— Goal —
Find the word "смятате" in the material below and gather every line that contains it.

__________________________________________________

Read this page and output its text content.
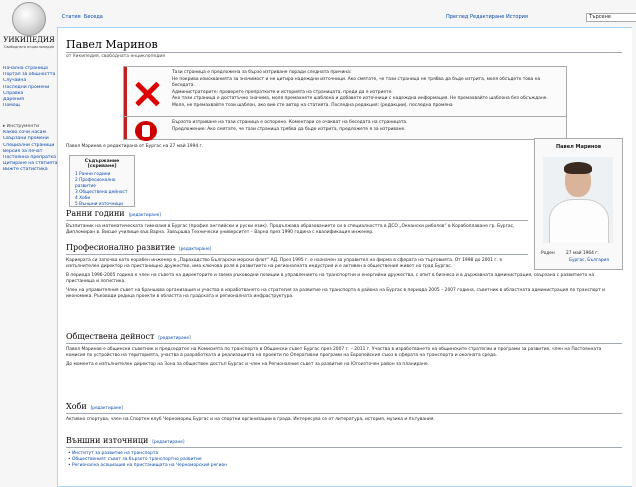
УИКИПЕДИЯ
Свободната енциклопедия
Начална страница
Портал за общността
Случайна
Последни промени
Справка
Дарения
Помощ
▸ Инструменти
Какво сочи насам
Свързани промени
Специални страници
Версия за печат
Постоянна препратка
Цитиране на статията
Вижте статистика
Статия Беседа	Преглед Редактиране История	Търсене
Павел Маринов
от Уикипедия, свободната енциклопедия
Тази страница е предложена за бързо изтриване поради следната причина:
Не покрива изискванията за значимост и не цитира надеждни източници. Ако смятате, че тази страница не трябва да бъде изтрита, моля обсъдете това на беседата.
Администраторите: проверете препратките и историята на страницата, преди да я изтриете.
Ако тази страница е достатъчно значима, моля премахнете шаблона и добавете източници с надеждна информация. Не премахвайте шаблона без обсъждане.
Моля, не премахвайте този шаблон, ако вие сте автор на статията. Последна редакция: (редакции), последна промяна
Бързото изтриване на тази страница е оспорено. Коментари се очакват на беседата на страницата.
Предложение: Ако смятате, че тази страница трябва да бъде изтрита, предложете я за изтриване.
Павел Маринов е редактирана от Бургас на 27 май 1994 г.
Съдържание [скриване]
1 Ранни години
2 Професионално развитие
3 Обществена дейност
4 Хоби
5 Външни източници
Павел Маринов
Роден	27 май 1964 г.
Бургас, България
Ранни години [редактиране]
Възпитаник на математическата гимназия в Бургас (профил английски и руски език). Продължава образованието си в специалността в ДСО „Океански риболов“ в Корабоплаване гр. Бургас,
Дипломиран в. Висше училище във Варна. Завършва Технически университет – Варна през 1990 година с квалификация инженер.
Професионално развитие [редактиране]
Кариерата си започва като корабен инженер в „Параходство Български морски флот“ АД. През 1995 г. е назначен за управител на фирма в сферата на търговията. От 1998 до 2001 г. е изпълнителен директор на пристанищно дружество, има ключова роля в развитието на регионалната индустрия и е активен в обществения живот на град Бургас.
В периода 1996-2005 година е член на съвета на директорите и заема ръководни позиции в управлението на транспортни и енергийни дружества, с опит в бизнеса и в държавната администрация, свързана с развитието на пристанища и логистика.
Член на управителния съвет на браншова организация и участва в изработването на стратегия за развитие на транспорта в района на Бургас в периода 2005 – 2007 година, съветник в областната администрация по транспорт и икономика. Ръководи редица проекти в областта на градската и регионалната инфраструктура.
Обществена дейност [редактиране]
Павел Маринов е общински съветник и председател на Комисията по транспорта в Общински съвет Бургас през 2007 г. – 2011 г. Участва в изработването на общинските стратегии и програми за развитие, член на Постоянната комисия по устройство на територията, участва в разработката и реализацията на проекти по Оперативни програми на Европейския съюз в сферата на транспорта и околната среда.
До момента е изпълнителен директор на Зона за обществен достъп Бургас и член на Регионалния съвет за развитие на Югоизточен район за планиране.
Хоби [редактиране]
Активно спортува, член на Спортен клуб Черноморец Бургас и на спортни организации в града. Интересува се от литература, история, музика и пътувания.
Външни източници [редактиране]
• Институт за развитие на транспорта
• Общественият съвет за бързото транспортно развитие
• Регионална асоциация на пристанищата на Черноморския регион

__________________________________________________

— Exercise result —
Не покрива изискванията за значимост и не цитира надеждни източници. Ако смятате, че тази страница не трябва да бъде изтрита, моля обсъдете това на беседата.
Предложение: Ако смятате, че тази страница трябва да бъде изтрита, предложете я за изтриване.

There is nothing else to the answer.